### Your task
Go through the entries below and pick out every line with "adjusted".

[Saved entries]
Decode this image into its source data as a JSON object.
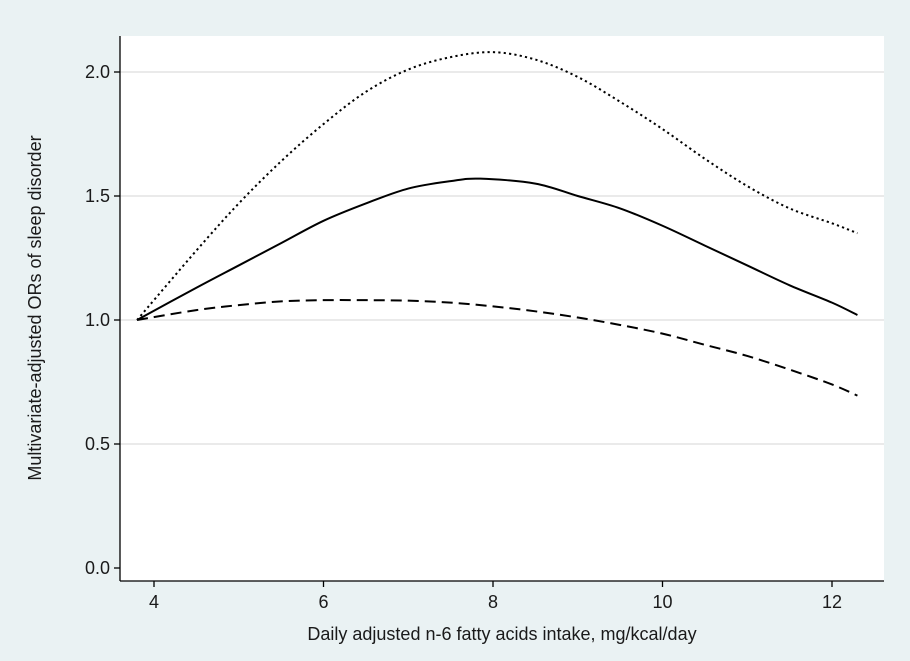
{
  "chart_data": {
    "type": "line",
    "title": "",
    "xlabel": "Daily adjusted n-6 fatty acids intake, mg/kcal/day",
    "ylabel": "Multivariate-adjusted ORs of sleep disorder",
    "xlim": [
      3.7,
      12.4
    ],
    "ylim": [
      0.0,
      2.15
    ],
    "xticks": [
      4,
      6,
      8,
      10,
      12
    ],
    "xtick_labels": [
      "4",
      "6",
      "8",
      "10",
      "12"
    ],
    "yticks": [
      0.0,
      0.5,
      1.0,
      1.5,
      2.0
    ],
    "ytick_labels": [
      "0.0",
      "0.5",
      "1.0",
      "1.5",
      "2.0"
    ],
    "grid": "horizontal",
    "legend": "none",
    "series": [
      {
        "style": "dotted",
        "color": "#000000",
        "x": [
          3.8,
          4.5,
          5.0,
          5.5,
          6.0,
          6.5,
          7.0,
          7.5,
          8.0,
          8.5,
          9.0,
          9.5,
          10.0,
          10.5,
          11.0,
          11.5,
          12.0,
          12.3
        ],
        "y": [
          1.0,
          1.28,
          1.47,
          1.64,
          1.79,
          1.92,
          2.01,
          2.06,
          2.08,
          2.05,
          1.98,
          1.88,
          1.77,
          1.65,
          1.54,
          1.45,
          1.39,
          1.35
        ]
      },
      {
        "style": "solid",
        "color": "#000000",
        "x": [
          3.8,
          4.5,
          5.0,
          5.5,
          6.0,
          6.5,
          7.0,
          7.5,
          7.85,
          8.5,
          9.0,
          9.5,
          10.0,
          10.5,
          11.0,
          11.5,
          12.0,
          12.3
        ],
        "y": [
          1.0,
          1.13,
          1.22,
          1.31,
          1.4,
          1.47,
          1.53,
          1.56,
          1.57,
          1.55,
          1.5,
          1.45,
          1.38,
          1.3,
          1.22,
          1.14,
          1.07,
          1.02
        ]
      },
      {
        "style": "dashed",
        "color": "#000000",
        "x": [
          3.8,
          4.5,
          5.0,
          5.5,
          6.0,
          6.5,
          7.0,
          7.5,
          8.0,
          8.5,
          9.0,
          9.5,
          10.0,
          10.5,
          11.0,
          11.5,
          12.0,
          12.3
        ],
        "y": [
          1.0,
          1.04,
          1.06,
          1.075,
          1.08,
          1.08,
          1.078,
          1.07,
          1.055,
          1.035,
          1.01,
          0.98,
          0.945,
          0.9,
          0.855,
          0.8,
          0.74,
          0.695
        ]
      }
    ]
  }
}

### Exercise solution
    "xlabel": "Daily adjusted n-6 fatty acids intake, mg/kcal/day",
    "ylabel": "Multivariate-adjusted ORs of sleep disorder",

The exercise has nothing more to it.